--- WHAT IS BEING ASKED ---
Track down the lines that contain "legend" and copy them.

------------------------------------

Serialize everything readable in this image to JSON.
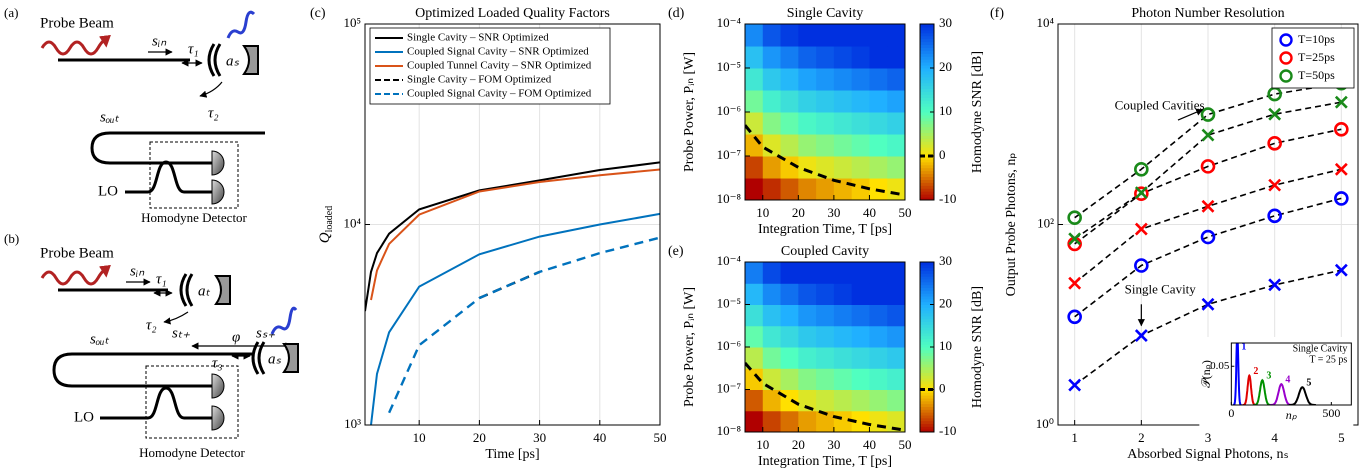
{
  "diagram_a": {
    "label": "(a)",
    "probe": "Probe Beam",
    "s_in": "sᵢₙ",
    "tau1": "τ₁",
    "a_s": "aₛ",
    "s_out": "sₒᵤₜ",
    "tau2": "τ₂",
    "lo": "LO",
    "detector": "Homodyne Detector"
  },
  "diagram_b": {
    "label": "(b)",
    "probe": "Probe Beam",
    "s_in": "sᵢₙ",
    "tau1": "τ₁",
    "a_t": "aₜ",
    "tau2": "τ₂",
    "s_t": "sₜ₊",
    "phi": "φ",
    "s_s": "sₛ₊",
    "s_out": "sₒᵤₜ",
    "tau3": "τ₃",
    "a_s": "aₛ",
    "lo": "LO",
    "detector": "Homodyne Detector"
  },
  "chart_data": [
    {
      "type": "line",
      "label": "(c)",
      "title": "Optimized Loaded Quality Factors",
      "xlabel": "Time [ps]",
      "ylabel": {
        "main": "Q",
        "sub": "loaded"
      },
      "x": [
        1,
        2,
        3,
        5,
        10,
        20,
        30,
        40,
        50
      ],
      "xlim": [
        1,
        50
      ],
      "ylim": [
        1000,
        100000
      ],
      "ylog": true,
      "grid": true,
      "legend": "upper left",
      "xticks": [
        10,
        20,
        30,
        40,
        50
      ],
      "yticks": [
        {
          "value": 1000,
          "label": "10³"
        },
        {
          "value": 10000,
          "label": "10⁴"
        },
        {
          "value": 100000,
          "label": "10⁵"
        }
      ],
      "series": [
        {
          "name": "Single Cavity – SNR Optimized",
          "color": "#000000",
          "dash": false,
          "values": [
            3700,
            5800,
            7200,
            9000,
            11900,
            14800,
            16600,
            18700,
            20400
          ]
        },
        {
          "name": "Coupled Signal Cavity – SNR Optimized",
          "color": "#0072bd",
          "dash": false,
          "values": [
            null,
            1000,
            1800,
            2900,
            4900,
            7100,
            8700,
            10000,
            11300
          ]
        },
        {
          "name": "Coupled Tunnel Cavity – SNR Optimized",
          "color": "#d95319",
          "dash": false,
          "values": [
            null,
            4200,
            5900,
            8000,
            11200,
            14600,
            16300,
            17600,
            18800
          ]
        },
        {
          "name": "Single Cavity – FOM Optimized",
          "color": "#000000",
          "dash": true,
          "values": [
            null,
            null,
            null,
            null,
            null,
            4300,
            5800,
            null,
            null
          ]
        },
        {
          "name": "Coupled Signal Cavity – FOM Optimized",
          "color": "#0072bd",
          "dash": true,
          "values": [
            null,
            null,
            null,
            1150,
            2500,
            4300,
            5800,
            7200,
            8600
          ]
        }
      ]
    },
    {
      "type": "heatmap",
      "label": "(d)",
      "title": "Single Cavity",
      "xlabel": "Integration Time, T [ps]",
      "ylabel": "Probe Power, Pᵢₙ [W]",
      "xlim": [
        5,
        50
      ],
      "ylim": [
        1e-08,
        0.0001
      ],
      "ylog": true,
      "xticks": [
        10,
        20,
        30,
        40,
        50
      ],
      "yticks": [
        {
          "value": 1e-08,
          "label": "10⁻⁸"
        },
        {
          "value": 1e-07,
          "label": "10⁻⁷"
        },
        {
          "value": 1e-06,
          "label": "10⁻⁶"
        },
        {
          "value": 1e-05,
          "label": "10⁻⁵"
        },
        {
          "value": 0.0001,
          "label": "10⁻⁴"
        }
      ],
      "x_edges": [
        5,
        10,
        15,
        20,
        25,
        30,
        35,
        40,
        45,
        50
      ],
      "y_edges": [
        1e-08,
        3.16e-08,
        1e-07,
        3.16e-07,
        1e-06,
        3.16e-06,
        1e-05,
        3.16e-05,
        0.0001
      ],
      "z": [
        [
          -12,
          -8,
          -6,
          -4,
          -3,
          -2,
          -1,
          0,
          1
        ],
        [
          -7,
          -3,
          -1,
          1,
          2,
          3,
          4,
          5,
          6
        ],
        [
          -2,
          2,
          4,
          6,
          7,
          8,
          9,
          10,
          11
        ],
        [
          3,
          7,
          9,
          11,
          12,
          13,
          14,
          15,
          16
        ],
        [
          8,
          12,
          14,
          16,
          17,
          18,
          19,
          20,
          21
        ],
        [
          13,
          17,
          19,
          21,
          22,
          23,
          24,
          25,
          26
        ],
        [
          18,
          22,
          24,
          26,
          27,
          28,
          29,
          30,
          31
        ],
        [
          23,
          27,
          29,
          31,
          32,
          33,
          34,
          35,
          36
        ]
      ],
      "clim": [
        -10,
        30
      ],
      "cticks": [
        -10,
        0,
        10,
        20,
        30
      ],
      "colorbar_label": "Homodyne SNR [dB]",
      "colormap": [
        "#b00000",
        "#ffe000",
        "#50ffc0",
        "#20b0ff",
        "#0030e0"
      ],
      "contour_level": 0,
      "contour": {
        "x": [
          5,
          10,
          20,
          30,
          40,
          50
        ],
        "y": [
          5e-07,
          1.6e-07,
          5.5e-08,
          2.8e-08,
          1.8e-08,
          1.3e-08
        ]
      }
    },
    {
      "type": "heatmap",
      "label": "(e)",
      "title": "Coupled Cavity",
      "xlabel": "Integration Time, T [ps]",
      "ylabel": "Probe Power, Pᵢₙ [W]",
      "xlim": [
        5,
        50
      ],
      "ylim": [
        1e-08,
        0.0001
      ],
      "ylog": true,
      "xticks": [
        10,
        20,
        30,
        40,
        50
      ],
      "yticks": [
        {
          "value": 1e-08,
          "label": "10⁻⁸"
        },
        {
          "value": 1e-07,
          "label": "10⁻⁷"
        },
        {
          "value": 1e-06,
          "label": "10⁻⁶"
        },
        {
          "value": 1e-05,
          "label": "10⁻⁵"
        },
        {
          "value": 0.0001,
          "label": "10⁻⁴"
        }
      ],
      "x_edges": [
        5,
        10,
        15,
        20,
        25,
        30,
        35,
        40,
        45,
        50
      ],
      "y_edges": [
        1e-08,
        3.16e-08,
        1e-07,
        3.16e-07,
        1e-06,
        3.16e-06,
        1e-05,
        3.16e-05,
        0.0001
      ],
      "z": [
        [
          -11,
          -7,
          -5,
          -3,
          -2,
          -1,
          0,
          1,
          2
        ],
        [
          -6,
          -2,
          0,
          2,
          3,
          4,
          5,
          6,
          7
        ],
        [
          -1,
          3,
          5,
          7,
          8,
          9,
          10,
          11,
          12
        ],
        [
          4,
          8,
          10,
          12,
          13,
          14,
          15,
          16,
          17
        ],
        [
          9,
          13,
          15,
          17,
          18,
          19,
          20,
          21,
          22
        ],
        [
          14,
          18,
          20,
          22,
          23,
          24,
          25,
          26,
          27
        ],
        [
          19,
          23,
          25,
          27,
          28,
          29,
          30,
          31,
          32
        ],
        [
          24,
          28,
          30,
          32,
          33,
          34,
          35,
          36,
          37
        ]
      ],
      "clim": [
        -10,
        30
      ],
      "cticks": [
        -10,
        0,
        10,
        20,
        30
      ],
      "colorbar_label": "Homodyne SNR [dB]",
      "colormap": [
        "#b00000",
        "#ffe000",
        "#50ffc0",
        "#20b0ff",
        "#0030e0"
      ],
      "contour_level": 0,
      "contour": {
        "x": [
          5,
          10,
          20,
          30,
          40,
          50
        ],
        "y": [
          4.2e-07,
          1.4e-07,
          4.5e-08,
          2.3e-08,
          1.5e-08,
          1.1e-08
        ]
      }
    },
    {
      "type": "scatter",
      "label": "(f)",
      "title": "Photon Number Resolution",
      "xlabel": "Absorbed Signal Photons, nₛ",
      "ylabel": "Output Probe Photons, nₚ",
      "x": [
        1,
        2,
        3,
        4,
        5
      ],
      "xlim": [
        0.75,
        5.25
      ],
      "ylim": [
        1,
        10000
      ],
      "ylog": true,
      "grid": true,
      "legend": "upper right",
      "xticks": [
        1,
        2,
        3,
        4,
        5
      ],
      "yticks": [
        {
          "value": 1,
          "label": "10⁰"
        },
        {
          "value": 100,
          "label": "10²"
        },
        {
          "value": 10000,
          "label": "10⁴"
        }
      ],
      "series": [
        {
          "name": "T=10ps",
          "color": "#0000ff",
          "coupled": [
            12,
            39,
            75,
            122,
            182
          ],
          "single": [
            2.5,
            7.8,
            16,
            25,
            35
          ]
        },
        {
          "name": "T=25ps",
          "color": "#ff0000",
          "coupled": [
            64,
            203,
            380,
            645,
            890
          ],
          "single": [
            26,
            90,
            152,
            247,
            355
          ]
        },
        {
          "name": "T=50ps",
          "color": "#1a8a1a",
          "coupled": [
            117,
            355,
            1250,
            2000,
            2570
          ],
          "single": [
            72,
            208,
            780,
            1260,
            1660
          ]
        }
      ],
      "annotations": {
        "coupled": "Coupled Cavities",
        "single": "Single Cavity"
      },
      "inset": {
        "ylabel": "𝒫(nₚ)",
        "xlabel": "nₚ",
        "xlim": [
          0,
          600
        ],
        "ylim": [
          0,
          0.08
        ],
        "xticks": [
          0,
          500
        ],
        "yticks": [
          0.05
        ],
        "notes": [
          "Single Cavity",
          "T = 25 ps"
        ],
        "peak_labels": [
          "1",
          "2",
          "3",
          "4",
          "5"
        ],
        "centers": [
          30,
          90,
          155,
          250,
          355
        ],
        "heights": [
          0.09,
          0.038,
          0.032,
          0.027,
          0.023
        ],
        "colors": [
          "#0000ff",
          "#e00000",
          "#009000",
          "#9900cc",
          "#000000"
        ]
      }
    }
  ]
}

------------------------------------

--- RESULT BELOW ---
      "legend": "upper left",
      "legend": "upper right",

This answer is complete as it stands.